**The problem:** Gather each line in the entries below that contains the string "println", and copy those lines out in full.

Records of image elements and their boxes
★ ★ ★ ★

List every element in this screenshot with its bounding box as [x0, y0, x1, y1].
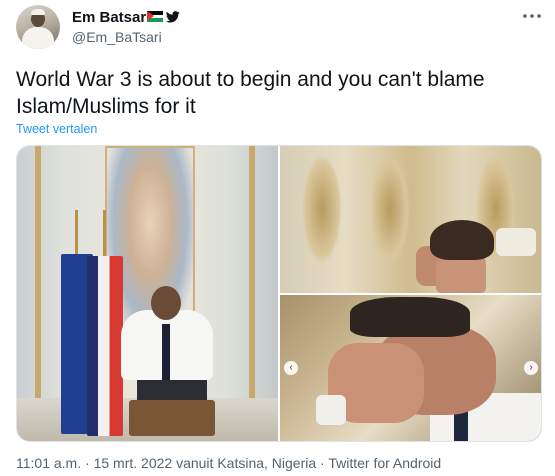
more-options-icon[interactable]: [522, 12, 542, 20]
tweet-text: World War 3 is about to begin and you ca…: [16, 68, 485, 118]
photo-macron-closeup[interactable]: ‹ ›: [280, 295, 541, 441]
translate-tweet-link[interactable]: Tweet vertalen: [16, 122, 97, 136]
flag-pole: [103, 210, 106, 256]
avatar-figure: [22, 27, 54, 49]
figure-tie: [162, 324, 170, 380]
wall-ornament: [302, 154, 342, 264]
avatar[interactable]: [16, 5, 60, 49]
display-name[interactable]: Em Batsari: [72, 9, 150, 26]
separator: ·: [85, 455, 94, 471]
tweet-timestamp-date[interactable]: 15 mrt. 2022: [94, 455, 173, 471]
desk-chair: [129, 400, 215, 436]
palestine-flag-icon: [147, 11, 163, 22]
tweet-metadata: 11:01 a.m. · 15 mrt. 2022 vanuit Katsina…: [16, 455, 441, 471]
previous-image-button[interactable]: ‹: [284, 361, 298, 375]
avatar-cap: [31, 9, 45, 15]
photo-macron-head-in-hand[interactable]: [280, 146, 541, 293]
france-flag: [87, 256, 123, 436]
figure-hair: [350, 297, 470, 337]
shirt-cuff: [316, 395, 346, 425]
tweet-location[interactable]: vanuit Katsina, Nigeria: [176, 455, 316, 471]
tweet-client[interactable]: Twitter for Android: [328, 455, 441, 471]
tweet-timestamp-time[interactable]: 11:01 a.m.: [16, 455, 81, 471]
next-image-button[interactable]: ›: [524, 361, 538, 375]
media-grid: ‹ ›: [16, 145, 542, 442]
user-handle[interactable]: @Em_BaTsari: [72, 29, 162, 45]
flag-pole: [75, 210, 78, 256]
figure-head: [151, 286, 181, 320]
twitter-bird-icon: [166, 11, 180, 23]
lamp: [496, 228, 536, 256]
wall-ornament: [370, 154, 410, 264]
figure-hair: [430, 220, 494, 260]
photo-macron-standing[interactable]: [17, 146, 278, 441]
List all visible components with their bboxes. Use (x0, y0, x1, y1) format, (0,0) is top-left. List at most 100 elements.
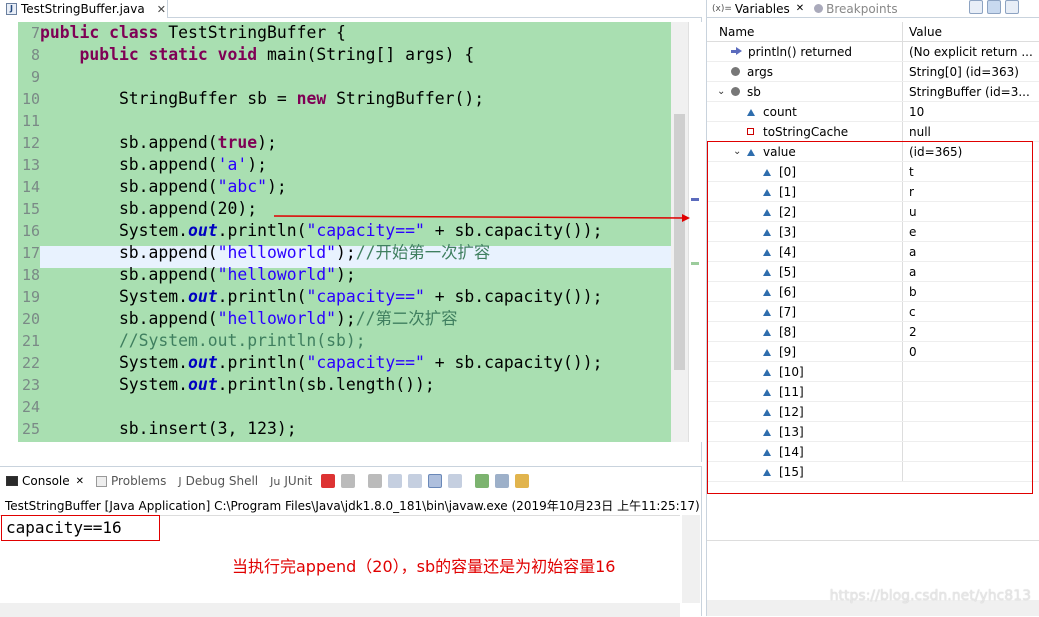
code-token: System. (40, 375, 189, 394)
view-menu-icon[interactable] (1023, 0, 1037, 14)
pin-console-icon[interactable] (475, 474, 490, 488)
value-array-highlight-box (707, 141, 1033, 494)
code-token: System. (40, 221, 189, 240)
tab-debug-shell-label: Debug Shell (185, 474, 259, 488)
line-number: 15 (21, 200, 40, 218)
code-line[interactable]: 20 sb.append("helloworld");//第二次扩容 (18, 308, 458, 330)
terminate-icon[interactable] (321, 474, 336, 488)
tab-debug-shell[interactable]: J Debug Shell (172, 467, 264, 495)
show-on-output-icon[interactable] (428, 474, 443, 488)
code-line[interactable]: 25 sb.insert(3, 123); (18, 418, 297, 440)
overview-marker[interactable] (691, 198, 699, 201)
line-number: 19 (21, 288, 40, 306)
tab-variables-label: Variables (734, 1, 790, 16)
variable-name: args (747, 64, 773, 79)
collapse-all-icon[interactable] (1005, 0, 1019, 14)
variables-toolbar (969, 0, 1037, 14)
variables-tab-bar: (x)= Variables ✕ Breakpoints (707, 0, 1039, 18)
debug-shell-icon: J (178, 474, 182, 488)
code-line[interactable]: 24 (18, 396, 40, 418)
code-token: out (188, 287, 218, 306)
code-token: sb.append( (40, 243, 218, 262)
code-editor[interactable]: 7public class TestStringBuffer {8 public… (18, 22, 671, 442)
show-logical-structure-icon[interactable] (987, 0, 1001, 14)
word-wrap-icon[interactable] (408, 474, 423, 488)
code-token: sb.append(20); (40, 199, 258, 218)
code-token: "helloworld" (217, 309, 337, 328)
code-token: ); (266, 177, 287, 196)
variable-row[interactable]: println() returned (No explicit return ..… (707, 42, 1039, 62)
column-name-header[interactable]: Name (707, 22, 903, 41)
problems-icon (96, 475, 108, 487)
code-line[interactable]: 13 sb.append('a'); (18, 154, 267, 176)
column-value-header[interactable]: Value (903, 22, 1039, 41)
editor-vertical-scrollbar[interactable] (671, 22, 688, 442)
code-token: main(String[] args) { (266, 45, 475, 64)
code-line[interactable]: 12 sb.append(true); (18, 132, 277, 154)
variables-icon: (x)= (712, 3, 732, 14)
clear-console-icon[interactable] (368, 474, 383, 488)
variable-value: String[0] (id=363) (909, 65, 1019, 79)
close-icon[interactable]: ✕ (796, 3, 804, 14)
code-line[interactable]: 16 System.out.println("capacity==" + sb.… (18, 220, 603, 242)
open-console-icon[interactable] (515, 474, 530, 488)
code-line[interactable]: 22 System.out.println("capacity==" + sb.… (18, 352, 603, 374)
variable-name: toStringCache (763, 124, 849, 139)
tab-breakpoints[interactable]: Breakpoints (809, 0, 902, 18)
code-line[interactable]: 7public class TestStringBuffer { (18, 22, 346, 44)
code-line[interactable]: 15 sb.append(20); (18, 198, 257, 220)
code-token: "helloworld" (217, 265, 337, 284)
line-number: 7 (30, 24, 40, 42)
close-icon[interactable]: ✕ (76, 476, 84, 487)
code-line[interactable]: 9 (18, 66, 40, 88)
line-number: 10 (21, 90, 40, 108)
line-number: 25 (21, 420, 40, 438)
variable-row[interactable]: count 10 (707, 102, 1039, 122)
overview-marker[interactable] (691, 262, 699, 265)
show-on-error-icon[interactable] (448, 474, 463, 488)
variable-row[interactable]: ⌄ sb StringBuffer (id=3... (707, 82, 1039, 102)
line-number: 8 (30, 46, 40, 64)
editor-scroll-thumb[interactable] (674, 114, 685, 370)
code-token: out (188, 353, 218, 372)
code-line[interactable]: 11 (18, 110, 40, 132)
code-token: 'a' (217, 155, 248, 174)
show-type-names-icon[interactable] (969, 0, 983, 14)
code-line[interactable]: 8 public static void main(String[] args)… (18, 44, 474, 66)
tab-console[interactable]: Console ✕ (0, 467, 91, 495)
code-token: ); (257, 133, 277, 152)
remove-launch-icon[interactable] (341, 474, 356, 488)
close-icon[interactable]: ✕ (157, 3, 166, 16)
code-line[interactable]: 14 sb.append("abc"); (18, 176, 287, 198)
junit-icon: Ju (270, 474, 281, 488)
code-line[interactable]: 23 System.out.println(sb.length()); (18, 374, 435, 396)
code-line[interactable]: 18 sb.append("helloworld"); (18, 264, 356, 286)
console-process-label: TestStringBuffer [Java Application] C:\P… (5, 499, 700, 513)
code-token: "capacity==" (306, 221, 425, 240)
code-line[interactable]: 10 StringBuffer sb = new StringBuffer(); (18, 88, 484, 110)
tab-junit[interactable]: Ju JUnit (264, 467, 318, 495)
code-token: ); (247, 155, 267, 174)
variable-name: sb (747, 84, 761, 99)
variable-row[interactable]: args String[0] (id=363) (707, 62, 1039, 82)
editor-tab[interactable]: J TestStringBuffer.java ✕ (0, 0, 168, 18)
code-line[interactable]: 21 //System.out.println(sb); (18, 330, 366, 352)
code-token: sb.append( (40, 155, 218, 174)
private-field-icon (747, 128, 754, 135)
code-line[interactable]: 17 sb.append("helloworld");//开始第一次扩容 (18, 242, 490, 264)
variable-name: println() returned (748, 44, 853, 59)
scroll-lock-icon[interactable] (388, 474, 403, 488)
variables-header: Name Value (707, 22, 1039, 42)
tab-problems[interactable]: Problems (90, 467, 172, 495)
expand-chevron-icon[interactable]: ⌄ (717, 82, 727, 101)
display-console-icon[interactable] (495, 474, 510, 488)
line-number: 22 (21, 354, 40, 372)
variable-row[interactable]: toStringCache null (707, 122, 1039, 142)
code-line[interactable]: 19 System.out.println("capacity==" + sb.… (18, 286, 603, 308)
code-token: + sb.capacity()); (424, 353, 603, 372)
console-vertical-scrollbar[interactable] (682, 515, 700, 603)
variable-value: StringBuffer (id=3... (909, 85, 1030, 99)
console-horizontal-scrollbar[interactable] (0, 603, 680, 617)
tab-variables[interactable]: (x)= Variables ✕ (707, 0, 809, 18)
code-token: sb.append( (40, 309, 218, 328)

★ ★ ★ ★

**In response:**
variable-row[interactable]: println() returned (No explicit return ..… (707, 42, 1039, 62)
code-line[interactable]: 16 System.out.println("capacity==" + sb.… (18, 220, 603, 242)
code-line[interactable]: 22 System.out.println("capacity==" + sb.… (18, 352, 603, 374)
code-line[interactable]: 23 System.out.println(sb.length()); (18, 374, 435, 396)
code-line[interactable]: 21 //System.out.println(sb); (18, 330, 366, 352)
variable-name: println() returned (748, 44, 853, 59)
code-line[interactable]: 19 System.out.println("capacity==" + sb.… (18, 286, 603, 308)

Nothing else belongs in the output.